── Extracted records ──

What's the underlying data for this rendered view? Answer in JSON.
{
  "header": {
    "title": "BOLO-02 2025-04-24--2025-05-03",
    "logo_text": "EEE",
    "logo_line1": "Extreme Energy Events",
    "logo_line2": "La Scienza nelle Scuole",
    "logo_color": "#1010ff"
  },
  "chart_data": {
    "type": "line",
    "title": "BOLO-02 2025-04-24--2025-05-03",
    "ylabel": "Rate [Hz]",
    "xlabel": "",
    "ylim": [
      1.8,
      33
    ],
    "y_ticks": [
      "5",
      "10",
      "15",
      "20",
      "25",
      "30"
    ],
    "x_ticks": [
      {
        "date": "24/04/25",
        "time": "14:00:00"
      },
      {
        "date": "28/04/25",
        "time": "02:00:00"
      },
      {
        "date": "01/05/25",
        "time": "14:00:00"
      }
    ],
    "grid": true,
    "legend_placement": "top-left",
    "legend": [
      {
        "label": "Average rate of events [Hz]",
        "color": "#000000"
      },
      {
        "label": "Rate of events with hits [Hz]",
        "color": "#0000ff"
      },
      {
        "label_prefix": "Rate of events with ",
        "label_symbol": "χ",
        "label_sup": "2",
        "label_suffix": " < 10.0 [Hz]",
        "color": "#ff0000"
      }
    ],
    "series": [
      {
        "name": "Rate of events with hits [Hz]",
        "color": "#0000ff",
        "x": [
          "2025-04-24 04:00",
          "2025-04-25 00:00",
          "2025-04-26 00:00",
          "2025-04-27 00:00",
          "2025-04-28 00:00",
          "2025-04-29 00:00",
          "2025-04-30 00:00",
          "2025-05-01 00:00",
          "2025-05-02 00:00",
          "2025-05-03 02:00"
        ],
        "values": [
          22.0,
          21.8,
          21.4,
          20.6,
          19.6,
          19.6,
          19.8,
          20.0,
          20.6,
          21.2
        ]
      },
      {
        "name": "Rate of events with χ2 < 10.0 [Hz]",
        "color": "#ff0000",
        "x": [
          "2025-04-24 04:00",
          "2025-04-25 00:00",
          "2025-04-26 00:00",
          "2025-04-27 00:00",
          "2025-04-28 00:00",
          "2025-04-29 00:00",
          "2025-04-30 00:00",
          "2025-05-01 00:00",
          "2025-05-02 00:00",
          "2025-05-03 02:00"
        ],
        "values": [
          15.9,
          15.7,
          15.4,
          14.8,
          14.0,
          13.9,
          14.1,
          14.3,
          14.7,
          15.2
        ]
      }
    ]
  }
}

───

**Aim of the task**
Go through the records. Copy each line where "name" appears.

**Result below**
        "name": "Rate of events with hits [Hz]",
        "name": "Rate of events with χ2 < 10.0 [Hz]",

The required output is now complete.